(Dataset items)
▼

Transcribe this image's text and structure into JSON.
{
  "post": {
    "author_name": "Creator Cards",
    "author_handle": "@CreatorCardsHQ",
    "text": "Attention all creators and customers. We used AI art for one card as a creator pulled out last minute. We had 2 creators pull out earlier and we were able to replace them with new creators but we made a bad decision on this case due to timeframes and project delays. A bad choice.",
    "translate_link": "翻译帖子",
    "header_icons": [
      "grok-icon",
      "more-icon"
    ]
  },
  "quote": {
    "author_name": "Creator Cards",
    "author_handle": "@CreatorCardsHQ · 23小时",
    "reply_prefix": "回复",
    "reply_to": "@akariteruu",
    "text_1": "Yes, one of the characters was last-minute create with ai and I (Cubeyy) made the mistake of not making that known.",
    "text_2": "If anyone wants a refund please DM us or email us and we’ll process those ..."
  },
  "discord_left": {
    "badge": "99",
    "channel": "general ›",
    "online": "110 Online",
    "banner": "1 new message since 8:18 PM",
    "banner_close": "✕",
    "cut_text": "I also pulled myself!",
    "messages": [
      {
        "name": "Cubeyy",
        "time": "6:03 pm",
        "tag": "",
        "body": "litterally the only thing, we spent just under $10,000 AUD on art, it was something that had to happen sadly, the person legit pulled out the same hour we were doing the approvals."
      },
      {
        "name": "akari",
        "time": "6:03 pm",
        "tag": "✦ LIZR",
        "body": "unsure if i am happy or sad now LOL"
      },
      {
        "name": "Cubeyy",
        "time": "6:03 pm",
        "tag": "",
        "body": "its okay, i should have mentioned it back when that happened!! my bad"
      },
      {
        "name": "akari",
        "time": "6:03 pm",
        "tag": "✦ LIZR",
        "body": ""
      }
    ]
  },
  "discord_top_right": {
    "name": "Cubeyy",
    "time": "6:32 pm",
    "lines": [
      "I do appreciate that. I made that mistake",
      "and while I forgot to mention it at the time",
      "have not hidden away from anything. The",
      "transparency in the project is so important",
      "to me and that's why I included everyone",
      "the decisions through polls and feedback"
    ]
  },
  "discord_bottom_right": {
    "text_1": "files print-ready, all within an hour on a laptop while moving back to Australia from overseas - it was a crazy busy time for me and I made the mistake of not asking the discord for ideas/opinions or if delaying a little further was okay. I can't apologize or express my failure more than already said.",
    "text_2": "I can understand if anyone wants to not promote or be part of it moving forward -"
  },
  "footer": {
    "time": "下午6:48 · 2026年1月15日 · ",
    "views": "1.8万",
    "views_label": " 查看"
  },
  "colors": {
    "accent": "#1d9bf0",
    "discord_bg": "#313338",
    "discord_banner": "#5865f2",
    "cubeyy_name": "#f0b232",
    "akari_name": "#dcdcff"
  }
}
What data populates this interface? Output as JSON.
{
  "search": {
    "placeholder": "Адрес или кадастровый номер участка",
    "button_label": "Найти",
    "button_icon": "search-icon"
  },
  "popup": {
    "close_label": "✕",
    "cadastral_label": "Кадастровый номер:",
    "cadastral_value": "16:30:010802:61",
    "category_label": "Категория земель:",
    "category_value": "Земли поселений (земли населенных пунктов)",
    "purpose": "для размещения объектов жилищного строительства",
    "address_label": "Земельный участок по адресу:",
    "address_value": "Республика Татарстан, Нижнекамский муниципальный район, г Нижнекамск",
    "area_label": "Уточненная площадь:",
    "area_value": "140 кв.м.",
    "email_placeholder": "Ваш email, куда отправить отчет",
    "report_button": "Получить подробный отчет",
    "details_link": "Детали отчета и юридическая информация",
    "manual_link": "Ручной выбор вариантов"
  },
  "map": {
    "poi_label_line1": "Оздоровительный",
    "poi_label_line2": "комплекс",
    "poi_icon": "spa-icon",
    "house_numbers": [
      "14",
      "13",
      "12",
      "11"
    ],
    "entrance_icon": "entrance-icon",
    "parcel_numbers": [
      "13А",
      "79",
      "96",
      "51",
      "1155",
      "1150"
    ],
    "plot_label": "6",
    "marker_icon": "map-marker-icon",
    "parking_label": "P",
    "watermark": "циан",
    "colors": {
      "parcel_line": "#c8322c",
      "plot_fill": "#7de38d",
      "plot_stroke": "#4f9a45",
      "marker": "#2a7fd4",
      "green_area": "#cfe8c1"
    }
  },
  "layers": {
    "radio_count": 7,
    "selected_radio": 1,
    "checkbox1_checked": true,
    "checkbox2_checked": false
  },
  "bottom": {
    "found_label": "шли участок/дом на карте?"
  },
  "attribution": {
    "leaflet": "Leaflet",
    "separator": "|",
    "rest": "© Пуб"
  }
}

▲

→ To be done
Set out the complete listing exactly as shown.

→ Exercise result
Transcribe this image's text and structure into JSON.
{
  "post": {
    "author_name": "Creator Cards",
    "author_handle": "@CreatorCardsHQ",
    "text": "Attention all creators and customers. We used AI art for one card as a creator pulled out last minute. We had 2 creators pull out earlier and we were able to replace them with new creators but we made a bad decision on this case due to timeframes and project delays. A bad choice.",
    "translate_link": "翻译帖子",
    "header_icons": [
      "grok-icon",
      "more-icon"
    ]
  },
  "quote": {
    "author_name": "Creator Cards",
    "author_handle": "@CreatorCardsHQ · 23小时",
    "reply_prefix": "回复",
    "reply_to": "@akariteruu",
    "text_1": "Yes, one of the characters was last-minute create with ai and I (Cubeyy) made the mistake of not making that known.",
    "text_2": "If anyone wants a refund please DM us or email us and we’ll process those ..."
  },
  "discord_left": {
    "badge": "99",
    "channel": "general ›",
    "online": "110 Online",
    "banner": "1 new message since 8:18 PM",
    "banner_close": "✕",
    "cut_text": "I also pulled myself!",
    "messages": [
      {
        "name": "Cubeyy",
        "time": "6:03 pm",
        "tag": "",
        "body": "litterally the only thing, we spent just under $10,000 AUD on art, it was something that had to happen sadly, the person legit pulled out the same hour we were doing the approvals."
      },
      {
        "name": "akari",
        "time": "6:03 pm",
        "tag": "✦ LIZR",
        "body": "unsure if i am happy or sad now LOL"
      },
      {
        "name": "Cubeyy",
        "time": "6:03 pm",
        "tag": "",
        "body": "its okay, i should have mentioned it back when that happened!! my bad"
      },
      {
        "name": "akari",
        "time": "6:03 pm",
        "tag": "✦ LIZR",
        "body": ""
      }
    ]
  },
  "discord_top_right": {
    "name": "Cubeyy",
    "time": "6:32 pm",
    "lines": [
      "I do appreciate that. I made that mistake",
      "and while I forgot to mention it at the time",
      "have not hidden away from anything. The",
      "transparency in the project is so important",
      "to me and that's why I included everyone",
      "the decisions through polls and feedback"
    ]
  },
  "discord_bottom_right": {
    "text_1": "files print-ready, all within an hour on a laptop while moving back to Australia from overseas - it was a crazy busy time for me and I made the mistake of not asking the discord for ideas/opinions or if delaying a little further was okay. I can't apologize or express my failure more than already said.",
    "text_2": "I can understand if anyone wants to not promote or be part of it moving forward -"
  },
  "footer": {
    "time": "下午6:48 · 2026年1月15日 · ",
    "views": "1.8万",
    "views_label": " 查看"
  },
  "colors": {
    "accent": "#1d9bf0",
    "discord_bg": "#313338",
    "discord_banner": "#5865f2",
    "cubeyy_name": "#f0b232",
    "akari_name": "#dcdcff"
  }
}
What data populates this interface? Output as JSON.
{
  "search": {
    "placeholder": "Адрес или кадастровый номер участка",
    "button_label": "Найти",
    "button_icon": "search-icon"
  },
  "popup": {
    "close_label": "✕",
    "cadastral_label": "Кадастровый номер:",
    "cadastral_value": "16:30:010802:61",
    "category_label": "Категория земель:",
    "category_value": "Земли поселений (земли населенных пунктов)",
    "purpose": "для размещения объектов жилищного строительства",
    "address_label": "Земельный участок по адресу:",
    "address_value": "Республика Татарстан, Нижнекамский муниципальный район, г Нижнекамск",
    "area_label": "Уточненная площадь:",
    "area_value": "140 кв.м.",
    "email_placeholder": "Ваш email, куда отправить отчет",
    "report_button": "Получить подробный отчет",
    "details_link": "Детали отчета и юридическая информация",
    "manual_link": "Ручной выбор вариантов"
  },
  "map": {
    "poi_label_line1": "Оздоровительный",
    "poi_label_line2": "комплекс",
    "poi_icon": "spa-icon",
    "house_numbers": [
      "14",
      "13",
      "12",
      "11"
    ],
    "entrance_icon": "entrance-icon",
    "parcel_numbers": [
      "13А",
      "79",
      "96",
      "51",
      "1155",
      "1150"
    ],
    "plot_label": "6",
    "marker_icon": "map-marker-icon",
    "parking_label": "P",
    "watermark": "циан",
    "colors": {
      "parcel_line": "#c8322c",
      "plot_fill": "#7de38d",
      "plot_stroke": "#4f9a45",
      "marker": "#2a7fd4",
      "green_area": "#cfe8c1"
    }
  },
  "layers": {
    "radio_count": 7,
    "selected_radio": 1,
    "checkbox1_checked": true,
    "checkbox2_checked": false
  },
  "bottom": {
    "found_label": "шли участок/дом на карте?"
  },
  "attribution": {
    "leaflet": "Leaflet",
    "separator": "|",
    "rest": "© Пуб"
  }
}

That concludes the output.